(Saved entries)
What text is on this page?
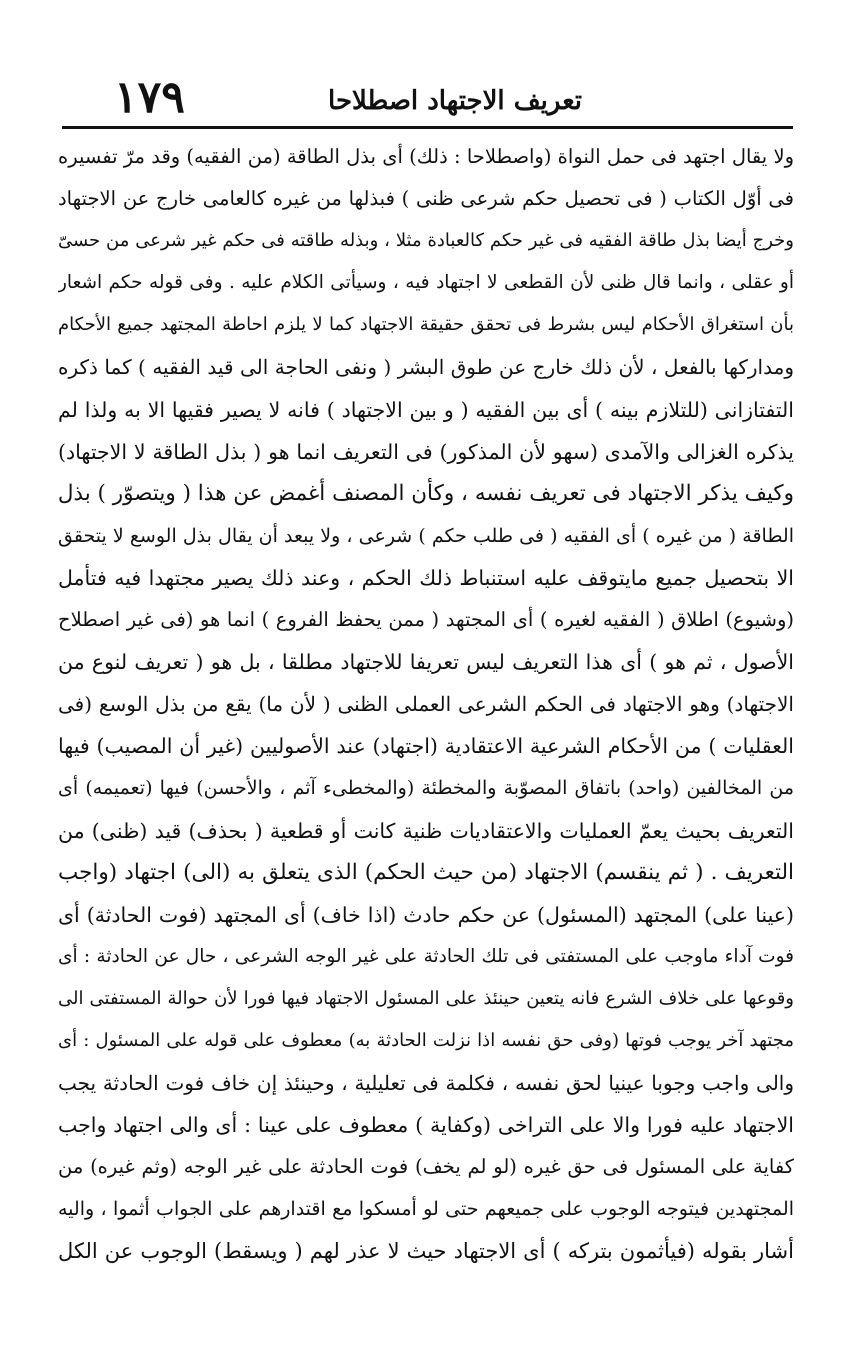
١٧٩	تعريف الاجتهاد اصطلاحا
ولا يقال اجتهد فى حمل النواة (واصطلاحا : ذلك) أى بذل الطاقة (من الفقيه) وقد مرّ تفسيره
فى أوّل الكتاب ( فى تحصيل حكم شرعى ظنى ) فبذلها من غيره كالعامى خارج عن الاجتهاد
وخرج أيضا بذل طاقة الفقيه فى غير حكم كالعبادة مثلا ، وبذله طاقته فى حكم غير شرعى من حسىّ
أو عقلى ، وانما قال ظنى لأن القطعى لا اجتهاد فيه ، وسيأتى الكلام عليه . وفى قوله حكم اشعار
بأن استغراق الأحكام ليس بشرط فى تحقق حقيقة الاجتهاد كما لا يلزم احاطة المجتهد جميع الأحكام
ومداركها بالفعل ، لأن ذلك خارج عن طوق البشر ( ونفى الحاجة الى قيد الفقيه ) كما ذكره
التفتازانى (للتلازم بينه ) أى بين الفقيه ( و بين الاجتهاد ) فانه لا يصير فقيها الا به ولذا لم
يذكره الغزالى والآمدى (سهو لأن المذكور) فى التعريف انما هو ( بذل الطاقة لا الاجتهاد)
وكيف يذكر الاجتهاد فى تعريف نفسه ، وكأن المصنف أغمض عن هذا ( ويتصوّر ) بذل
الطاقة ( من غيره ) أى الفقيه ( فى طلب حكم ) شرعى ، ولا يبعد أن يقال بذل الوسع لا يتحقق
الا بتحصيل جميع مايتوقف عليه استنباط ذلك الحكم ، وعند ذلك يصير مجتهدا فيه فتأمل
(وشيوع) اطلاق ( الفقيه لغيره ) أى المجتهد ( ممن يحفظ الفروع ) انما هو (فى غير اصطلاح
الأصول ، ثم هو ) أى هذا التعريف ليس تعريفا للاجتهاد مطلقا ، بل هو ( تعريف لنوع من
الاجتهاد) وهو الاجتهاد فى الحكم الشرعى العملى الظنى ( لأن ما) يقع من بذل الوسع (فى
العقليات ) من الأحكام الشرعية الاعتقادية (اجتهاد) عند الأصوليين (غير أن المصيب) فيها
من المخالفين (واحد) باتفاق المصوّبة والمخطئة (والمخطىء آثم ، والأحسن) فيها (تعميمه) أى
التعريف بحيث يعمّ العمليات والاعتقاديات ظنية كانت أو قطعية ( بحذف) قيد (ظنى) من
التعريف . ( ثم ينقسم) الاجتهاد (من حيث الحكم) الذى يتعلق به (الى) اجتهاد (واجب
(عينا على) المجتهد (المسئول) عن حكم حادث (اذا خاف) أى المجتهد (فوت الحادثة) أى
فوت آداء ماوجب على المستفتى فى تلك الحادثة على غير الوجه الشرعى ، حال عن الحادثة : أى
وقوعها على خلاف الشرع فانه يتعين حينئذ على المسئول الاجتهاد فيها فورا لأن حوالة المستفتى الى
مجتهد آخر يوجب فوتها (وفى حق نفسه اذا نزلت الحادثة به) معطوف على قوله على المسئول : أى
والى واجب وجوبا عينيا لحق نفسه ، فكلمة فى تعليلية ، وحينئذ إن خاف فوت الحادثة يجب
الاجتهاد عليه فورا والا على التراخى (وكفاية ) معطوف على عينا : أى والى اجتهاد واجب
كفاية على المسئول فى حق غيره (لو لم يخف) فوت الحادثة على غير الوجه (وثم غيره) من
المجتهدين فيتوجه الوجوب على جميعهم حتى لو أمسكوا مع اقتدارهم على الجواب أثموا ، واليه
أشار بقوله (فيأثمون بتركه ) أى الاجتهاد حيث لا عذر لهم ( ويسقط) الوجوب عن الكل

TASK OBJECTIVE => Restate the data above exactly, stripping out each image.

ANSWER TO THIS EXERCISE =>
What text is on this page?
١٧٩	تعريف الاجتهاد اصطلاحا
ولا يقال اجتهد فى حمل النواة (واصطلاحا : ذلك) أى بذل الطاقة (من الفقيه) وقد مرّ تفسيره
فى أوّل الكتاب ( فى تحصيل حكم شرعى ظنى ) فبذلها من غيره كالعامى خارج عن الاجتهاد
وخرج أيضا بذل طاقة الفقيه فى غير حكم كالعبادة مثلا ، وبذله طاقته فى حكم غير شرعى من حسىّ
أو عقلى ، وانما قال ظنى لأن القطعى لا اجتهاد فيه ، وسيأتى الكلام عليه . وفى قوله حكم اشعار
بأن استغراق الأحكام ليس بشرط فى تحقق حقيقة الاجتهاد كما لا يلزم احاطة المجتهد جميع الأحكام
ومداركها بالفعل ، لأن ذلك خارج عن طوق البشر ( ونفى الحاجة الى قيد الفقيه ) كما ذكره
التفتازانى (للتلازم بينه ) أى بين الفقيه ( و بين الاجتهاد ) فانه لا يصير فقيها الا به ولذا لم
يذكره الغزالى والآمدى (سهو لأن المذكور) فى التعريف انما هو ( بذل الطاقة لا الاجتهاد)
وكيف يذكر الاجتهاد فى تعريف نفسه ، وكأن المصنف أغمض عن هذا ( ويتصوّر ) بذل
الطاقة ( من غيره ) أى الفقيه ( فى طلب حكم ) شرعى ، ولا يبعد أن يقال بذل الوسع لا يتحقق
الا بتحصيل جميع مايتوقف عليه استنباط ذلك الحكم ، وعند ذلك يصير مجتهدا فيه فتأمل
(وشيوع) اطلاق ( الفقيه لغيره ) أى المجتهد ( ممن يحفظ الفروع ) انما هو (فى غير اصطلاح
الأصول ، ثم هو ) أى هذا التعريف ليس تعريفا للاجتهاد مطلقا ، بل هو ( تعريف لنوع من
الاجتهاد) وهو الاجتهاد فى الحكم الشرعى العملى الظنى ( لأن ما) يقع من بذل الوسع (فى
العقليات ) من الأحكام الشرعية الاعتقادية (اجتهاد) عند الأصوليين (غير أن المصيب) فيها
من المخالفين (واحد) باتفاق المصوّبة والمخطئة (والمخطىء آثم ، والأحسن) فيها (تعميمه) أى
التعريف بحيث يعمّ العمليات والاعتقاديات ظنية كانت أو قطعية ( بحذف) قيد (ظنى) من
التعريف . ( ثم ينقسم) الاجتهاد (من حيث الحكم) الذى يتعلق به (الى) اجتهاد (واجب
(عينا على) المجتهد (المسئول) عن حكم حادث (اذا خاف) أى المجتهد (فوت الحادثة) أى
فوت آداء ماوجب على المستفتى فى تلك الحادثة على غير الوجه الشرعى ، حال عن الحادثة : أى
وقوعها على خلاف الشرع فانه يتعين حينئذ على المسئول الاجتهاد فيها فورا لأن حوالة المستفتى الى
مجتهد آخر يوجب فوتها (وفى حق نفسه اذا نزلت الحادثة به) معطوف على قوله على المسئول : أى
والى واجب وجوبا عينيا لحق نفسه ، فكلمة فى تعليلية ، وحينئذ إن خاف فوت الحادثة يجب
الاجتهاد عليه فورا والا على التراخى (وكفاية ) معطوف على عينا : أى والى اجتهاد واجب
كفاية على المسئول فى حق غيره (لو لم يخف) فوت الحادثة على غير الوجه (وثم غيره) من
المجتهدين فيتوجه الوجوب على جميعهم حتى لو أمسكوا مع اقتدارهم على الجواب أثموا ، واليه
أشار بقوله (فيأثمون بتركه ) أى الاجتهاد حيث لا عذر لهم ( ويسقط) الوجوب عن الكل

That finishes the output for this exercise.